## WRITTEN REQUEST
Spot every line with the word "stretching" and return it.

## EXTRACTED DATA

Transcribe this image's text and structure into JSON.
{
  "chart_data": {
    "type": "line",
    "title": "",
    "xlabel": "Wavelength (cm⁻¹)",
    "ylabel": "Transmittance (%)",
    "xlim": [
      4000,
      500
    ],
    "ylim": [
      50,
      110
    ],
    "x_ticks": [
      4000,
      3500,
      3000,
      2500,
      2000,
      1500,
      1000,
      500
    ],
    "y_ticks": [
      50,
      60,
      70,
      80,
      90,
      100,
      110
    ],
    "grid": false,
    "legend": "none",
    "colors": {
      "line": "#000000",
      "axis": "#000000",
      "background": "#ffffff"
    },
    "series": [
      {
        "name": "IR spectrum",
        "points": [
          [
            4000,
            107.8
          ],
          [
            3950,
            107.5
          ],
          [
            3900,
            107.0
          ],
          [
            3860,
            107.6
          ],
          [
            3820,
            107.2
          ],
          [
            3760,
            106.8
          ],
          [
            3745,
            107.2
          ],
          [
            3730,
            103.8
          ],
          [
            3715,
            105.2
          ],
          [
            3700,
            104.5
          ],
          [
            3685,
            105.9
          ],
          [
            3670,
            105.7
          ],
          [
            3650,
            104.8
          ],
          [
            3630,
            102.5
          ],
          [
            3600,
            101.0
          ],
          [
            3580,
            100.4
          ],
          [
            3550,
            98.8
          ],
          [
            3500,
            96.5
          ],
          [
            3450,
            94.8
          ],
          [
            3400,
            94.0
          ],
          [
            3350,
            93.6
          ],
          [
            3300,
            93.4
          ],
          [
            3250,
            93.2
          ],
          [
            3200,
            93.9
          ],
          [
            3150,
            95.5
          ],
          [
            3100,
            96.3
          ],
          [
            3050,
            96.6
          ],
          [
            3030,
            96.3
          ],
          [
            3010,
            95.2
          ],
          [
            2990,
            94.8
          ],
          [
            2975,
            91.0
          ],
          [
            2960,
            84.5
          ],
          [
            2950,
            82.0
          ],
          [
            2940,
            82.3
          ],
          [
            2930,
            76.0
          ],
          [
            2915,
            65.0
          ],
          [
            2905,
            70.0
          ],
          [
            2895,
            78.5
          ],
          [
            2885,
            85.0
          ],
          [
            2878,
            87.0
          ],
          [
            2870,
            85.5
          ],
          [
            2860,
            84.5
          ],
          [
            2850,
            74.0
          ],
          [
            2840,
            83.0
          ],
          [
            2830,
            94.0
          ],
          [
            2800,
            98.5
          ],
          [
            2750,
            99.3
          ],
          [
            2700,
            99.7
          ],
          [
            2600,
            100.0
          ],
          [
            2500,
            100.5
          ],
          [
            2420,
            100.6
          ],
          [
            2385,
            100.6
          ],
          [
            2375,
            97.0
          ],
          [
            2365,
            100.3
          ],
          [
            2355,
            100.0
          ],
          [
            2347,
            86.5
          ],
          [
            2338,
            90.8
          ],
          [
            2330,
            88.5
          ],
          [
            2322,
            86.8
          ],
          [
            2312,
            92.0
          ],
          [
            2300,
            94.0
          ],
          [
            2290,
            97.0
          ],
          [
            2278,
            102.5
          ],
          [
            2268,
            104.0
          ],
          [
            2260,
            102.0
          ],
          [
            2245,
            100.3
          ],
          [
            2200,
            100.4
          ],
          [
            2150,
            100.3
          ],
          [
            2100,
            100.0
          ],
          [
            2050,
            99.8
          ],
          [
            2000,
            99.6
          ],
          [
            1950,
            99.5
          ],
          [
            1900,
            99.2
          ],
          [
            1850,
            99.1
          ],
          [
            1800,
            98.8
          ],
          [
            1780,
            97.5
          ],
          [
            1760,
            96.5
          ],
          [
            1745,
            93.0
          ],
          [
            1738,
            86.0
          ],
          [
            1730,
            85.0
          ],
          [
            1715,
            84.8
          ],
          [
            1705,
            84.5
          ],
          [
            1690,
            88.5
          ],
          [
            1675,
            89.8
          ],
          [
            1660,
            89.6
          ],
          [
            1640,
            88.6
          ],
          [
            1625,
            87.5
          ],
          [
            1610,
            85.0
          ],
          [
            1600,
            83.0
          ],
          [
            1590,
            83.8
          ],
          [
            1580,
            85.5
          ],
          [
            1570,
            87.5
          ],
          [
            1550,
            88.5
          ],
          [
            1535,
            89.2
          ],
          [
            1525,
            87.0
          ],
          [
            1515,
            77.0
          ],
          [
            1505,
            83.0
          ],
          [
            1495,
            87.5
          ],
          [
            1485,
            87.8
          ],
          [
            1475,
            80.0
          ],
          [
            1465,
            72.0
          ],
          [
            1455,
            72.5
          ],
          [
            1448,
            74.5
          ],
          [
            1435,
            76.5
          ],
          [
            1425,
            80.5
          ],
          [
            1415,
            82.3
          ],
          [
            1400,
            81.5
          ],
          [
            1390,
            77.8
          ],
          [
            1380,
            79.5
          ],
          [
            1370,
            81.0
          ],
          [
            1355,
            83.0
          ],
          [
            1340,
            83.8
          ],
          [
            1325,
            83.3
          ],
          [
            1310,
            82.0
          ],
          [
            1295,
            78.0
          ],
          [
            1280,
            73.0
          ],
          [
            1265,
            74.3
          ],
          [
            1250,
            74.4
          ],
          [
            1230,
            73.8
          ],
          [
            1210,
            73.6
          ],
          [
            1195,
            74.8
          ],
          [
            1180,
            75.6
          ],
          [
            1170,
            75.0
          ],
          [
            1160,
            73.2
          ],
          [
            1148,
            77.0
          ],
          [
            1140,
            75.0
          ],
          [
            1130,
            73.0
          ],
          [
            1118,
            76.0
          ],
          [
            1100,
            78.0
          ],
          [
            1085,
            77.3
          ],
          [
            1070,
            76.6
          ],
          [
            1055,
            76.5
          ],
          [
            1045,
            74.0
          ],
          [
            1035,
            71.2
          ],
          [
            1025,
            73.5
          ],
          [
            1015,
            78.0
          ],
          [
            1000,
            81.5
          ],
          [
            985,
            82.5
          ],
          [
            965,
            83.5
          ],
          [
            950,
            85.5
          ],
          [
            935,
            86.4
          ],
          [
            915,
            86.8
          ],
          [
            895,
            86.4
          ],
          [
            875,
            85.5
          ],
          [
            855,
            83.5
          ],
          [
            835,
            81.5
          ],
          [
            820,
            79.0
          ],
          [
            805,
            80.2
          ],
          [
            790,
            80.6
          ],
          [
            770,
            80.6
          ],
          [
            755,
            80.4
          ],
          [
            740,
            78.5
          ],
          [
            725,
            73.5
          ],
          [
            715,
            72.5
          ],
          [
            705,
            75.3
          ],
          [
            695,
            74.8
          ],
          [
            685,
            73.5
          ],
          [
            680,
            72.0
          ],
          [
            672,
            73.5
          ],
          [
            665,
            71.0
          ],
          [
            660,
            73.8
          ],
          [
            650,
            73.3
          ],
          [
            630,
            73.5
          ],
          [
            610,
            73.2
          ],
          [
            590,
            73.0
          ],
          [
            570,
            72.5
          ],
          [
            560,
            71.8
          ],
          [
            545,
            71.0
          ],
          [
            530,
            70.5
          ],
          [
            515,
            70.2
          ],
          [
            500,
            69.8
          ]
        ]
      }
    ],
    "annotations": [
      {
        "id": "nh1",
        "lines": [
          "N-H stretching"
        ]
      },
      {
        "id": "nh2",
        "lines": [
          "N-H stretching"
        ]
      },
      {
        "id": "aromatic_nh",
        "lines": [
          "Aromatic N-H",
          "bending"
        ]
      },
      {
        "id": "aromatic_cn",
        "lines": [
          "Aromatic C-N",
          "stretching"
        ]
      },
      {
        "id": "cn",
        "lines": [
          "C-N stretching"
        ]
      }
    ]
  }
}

## TASK SOLUTION
          "N-H stretching"
          "N-H stretching"
          "stretching"
          "C-N stretching"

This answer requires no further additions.